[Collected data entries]
※
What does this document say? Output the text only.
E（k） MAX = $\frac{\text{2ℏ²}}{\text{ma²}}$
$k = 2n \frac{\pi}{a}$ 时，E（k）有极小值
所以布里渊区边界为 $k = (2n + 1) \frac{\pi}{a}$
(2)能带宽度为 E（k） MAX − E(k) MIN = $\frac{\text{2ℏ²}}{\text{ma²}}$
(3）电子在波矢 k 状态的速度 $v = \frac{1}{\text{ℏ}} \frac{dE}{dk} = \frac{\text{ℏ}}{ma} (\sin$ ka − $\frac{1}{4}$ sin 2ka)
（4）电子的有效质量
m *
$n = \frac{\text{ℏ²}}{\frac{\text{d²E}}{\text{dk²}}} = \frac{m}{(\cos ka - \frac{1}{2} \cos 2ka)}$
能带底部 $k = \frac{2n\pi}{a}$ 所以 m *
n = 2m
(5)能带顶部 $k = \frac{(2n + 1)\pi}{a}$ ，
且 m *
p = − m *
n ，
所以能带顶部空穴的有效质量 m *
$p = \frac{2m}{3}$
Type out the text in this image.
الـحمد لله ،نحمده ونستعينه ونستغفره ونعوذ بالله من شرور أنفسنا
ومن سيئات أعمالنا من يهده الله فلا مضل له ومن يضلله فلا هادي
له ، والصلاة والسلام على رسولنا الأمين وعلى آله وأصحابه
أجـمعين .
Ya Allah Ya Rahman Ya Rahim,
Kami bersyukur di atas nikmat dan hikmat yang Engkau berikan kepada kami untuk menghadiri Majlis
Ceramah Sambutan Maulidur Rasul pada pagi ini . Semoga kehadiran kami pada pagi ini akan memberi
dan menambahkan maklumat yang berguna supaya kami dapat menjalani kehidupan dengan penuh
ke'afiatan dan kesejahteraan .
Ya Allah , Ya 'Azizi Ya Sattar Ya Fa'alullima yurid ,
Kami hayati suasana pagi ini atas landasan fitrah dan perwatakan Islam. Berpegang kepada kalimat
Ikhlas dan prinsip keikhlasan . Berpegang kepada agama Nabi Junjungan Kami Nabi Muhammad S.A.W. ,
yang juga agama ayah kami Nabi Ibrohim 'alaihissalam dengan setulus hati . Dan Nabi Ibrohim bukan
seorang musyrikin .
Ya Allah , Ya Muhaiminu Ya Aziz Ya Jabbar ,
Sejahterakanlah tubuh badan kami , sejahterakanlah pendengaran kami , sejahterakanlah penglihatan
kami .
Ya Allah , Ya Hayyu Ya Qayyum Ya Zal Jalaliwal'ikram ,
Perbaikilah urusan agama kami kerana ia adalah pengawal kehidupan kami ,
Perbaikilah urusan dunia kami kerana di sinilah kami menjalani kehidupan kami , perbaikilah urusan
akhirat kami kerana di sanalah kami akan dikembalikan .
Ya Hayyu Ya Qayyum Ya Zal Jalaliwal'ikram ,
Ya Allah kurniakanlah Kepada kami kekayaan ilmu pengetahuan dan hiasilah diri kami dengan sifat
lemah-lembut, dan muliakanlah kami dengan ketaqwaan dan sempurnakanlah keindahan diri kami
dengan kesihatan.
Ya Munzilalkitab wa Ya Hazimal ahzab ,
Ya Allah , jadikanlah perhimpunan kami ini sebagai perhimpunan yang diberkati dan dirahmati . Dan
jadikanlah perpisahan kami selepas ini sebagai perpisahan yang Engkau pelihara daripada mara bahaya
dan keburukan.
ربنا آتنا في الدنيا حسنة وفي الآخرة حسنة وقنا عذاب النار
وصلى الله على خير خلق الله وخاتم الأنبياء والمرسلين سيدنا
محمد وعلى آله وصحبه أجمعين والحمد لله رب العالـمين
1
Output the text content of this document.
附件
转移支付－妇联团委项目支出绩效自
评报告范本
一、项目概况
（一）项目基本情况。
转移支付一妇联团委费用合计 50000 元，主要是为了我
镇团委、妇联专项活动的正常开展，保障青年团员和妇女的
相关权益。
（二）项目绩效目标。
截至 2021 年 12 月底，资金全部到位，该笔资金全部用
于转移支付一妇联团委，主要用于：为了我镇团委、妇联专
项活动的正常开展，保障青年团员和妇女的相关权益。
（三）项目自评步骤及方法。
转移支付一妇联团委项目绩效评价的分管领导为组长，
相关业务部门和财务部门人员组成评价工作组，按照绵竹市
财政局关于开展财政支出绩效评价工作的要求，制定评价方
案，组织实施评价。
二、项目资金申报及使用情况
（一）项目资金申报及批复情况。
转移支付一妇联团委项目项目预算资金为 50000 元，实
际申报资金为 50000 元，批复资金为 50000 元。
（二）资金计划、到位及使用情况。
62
※
→ What needs to be done:
Extract all of the data shown above and repeat it verbatim.

→ Correct response:
What does this document say? Output the text only.
E（k） MAX = $\frac{\text{2ℏ²}}{\text{ma²}}$
$k = 2n \frac{\pi}{a}$ 时，E（k）有极小值
所以布里渊区边界为 $k = (2n + 1) \frac{\pi}{a}$
(2)能带宽度为 E（k） MAX − E(k) MIN = $\frac{\text{2ℏ²}}{\text{ma²}}$
(3）电子在波矢 k 状态的速度 $v = \frac{1}{\text{ℏ}} \frac{dE}{dk} = \frac{\text{ℏ}}{ma} (\sin$ ka − $\frac{1}{4}$ sin 2ka)
（4）电子的有效质量
m *
$n = \frac{\text{ℏ²}}{\frac{\text{d²E}}{\text{dk²}}} = \frac{m}{(\cos ka - \frac{1}{2} \cos 2ka)}$
能带底部 $k = \frac{2n\pi}{a}$ 所以 m *
n = 2m
(5)能带顶部 $k = \frac{(2n + 1)\pi}{a}$ ，
且 m *
p = − m *
n ，
所以能带顶部空穴的有效质量 m *
$p = \frac{2m}{3}$
Type out the text in this image.
الـحمد لله ،نحمده ونستعينه ونستغفره ونعوذ بالله من شرور أنفسنا
ومن سيئات أعمالنا من يهده الله فلا مضل له ومن يضلله فلا هادي
له ، والصلاة والسلام على رسولنا الأمين وعلى آله وأصحابه
أجـمعين .
Ya Allah Ya Rahman Ya Rahim,
Kami bersyukur di atas nikmat dan hikmat yang Engkau berikan kepada kami untuk menghadiri Majlis
Ceramah Sambutan Maulidur Rasul pada pagi ini . Semoga kehadiran kami pada pagi ini akan memberi
dan menambahkan maklumat yang berguna supaya kami dapat menjalani kehidupan dengan penuh
ke'afiatan dan kesejahteraan .
Ya Allah , Ya 'Azizi Ya Sattar Ya Fa'alullima yurid ,
Kami hayati suasana pagi ini atas landasan fitrah dan perwatakan Islam. Berpegang kepada kalimat
Ikhlas dan prinsip keikhlasan . Berpegang kepada agama Nabi Junjungan Kami Nabi Muhammad S.A.W. ,
yang juga agama ayah kami Nabi Ibrohim 'alaihissalam dengan setulus hati . Dan Nabi Ibrohim bukan
seorang musyrikin .
Ya Allah , Ya Muhaiminu Ya Aziz Ya Jabbar ,
Sejahterakanlah tubuh badan kami , sejahterakanlah pendengaran kami , sejahterakanlah penglihatan
kami .
Ya Allah , Ya Hayyu Ya Qayyum Ya Zal Jalaliwal'ikram ,
Perbaikilah urusan agama kami kerana ia adalah pengawal kehidupan kami ,
Perbaikilah urusan dunia kami kerana di sinilah kami menjalani kehidupan kami , perbaikilah urusan
akhirat kami kerana di sanalah kami akan dikembalikan .
Ya Hayyu Ya Qayyum Ya Zal Jalaliwal'ikram ,
Ya Allah kurniakanlah Kepada kami kekayaan ilmu pengetahuan dan hiasilah diri kami dengan sifat
lemah-lembut, dan muliakanlah kami dengan ketaqwaan dan sempurnakanlah keindahan diri kami
dengan kesihatan.
Ya Munzilalkitab wa Ya Hazimal ahzab ,
Ya Allah , jadikanlah perhimpunan kami ini sebagai perhimpunan yang diberkati dan dirahmati . Dan
jadikanlah perpisahan kami selepas ini sebagai perpisahan yang Engkau pelihara daripada mara bahaya
dan keburukan.
ربنا آتنا في الدنيا حسنة وفي الآخرة حسنة وقنا عذاب النار
وصلى الله على خير خلق الله وخاتم الأنبياء والمرسلين سيدنا
محمد وعلى آله وصحبه أجمعين والحمد لله رب العالـمين
1
Output the text content of this document.
附件
转移支付－妇联团委项目支出绩效自
评报告范本
一、项目概况
（一）项目基本情况。
转移支付一妇联团委费用合计 50000 元，主要是为了我
镇团委、妇联专项活动的正常开展，保障青年团员和妇女的
相关权益。
（二）项目绩效目标。
截至 2021 年 12 月底，资金全部到位，该笔资金全部用
于转移支付一妇联团委，主要用于：为了我镇团委、妇联专
项活动的正常开展，保障青年团员和妇女的相关权益。
（三）项目自评步骤及方法。
转移支付一妇联团委项目绩效评价的分管领导为组长，
相关业务部门和财务部门人员组成评价工作组，按照绵竹市
财政局关于开展财政支出绩效评价工作的要求，制定评价方
案，组织实施评价。
二、项目资金申报及使用情况
（一）项目资金申报及批复情况。
转移支付一妇联团委项目项目预算资金为 50000 元，实
际申报资金为 50000 元，批复资金为 50000 元。
（二）资金计划、到位及使用情况。
62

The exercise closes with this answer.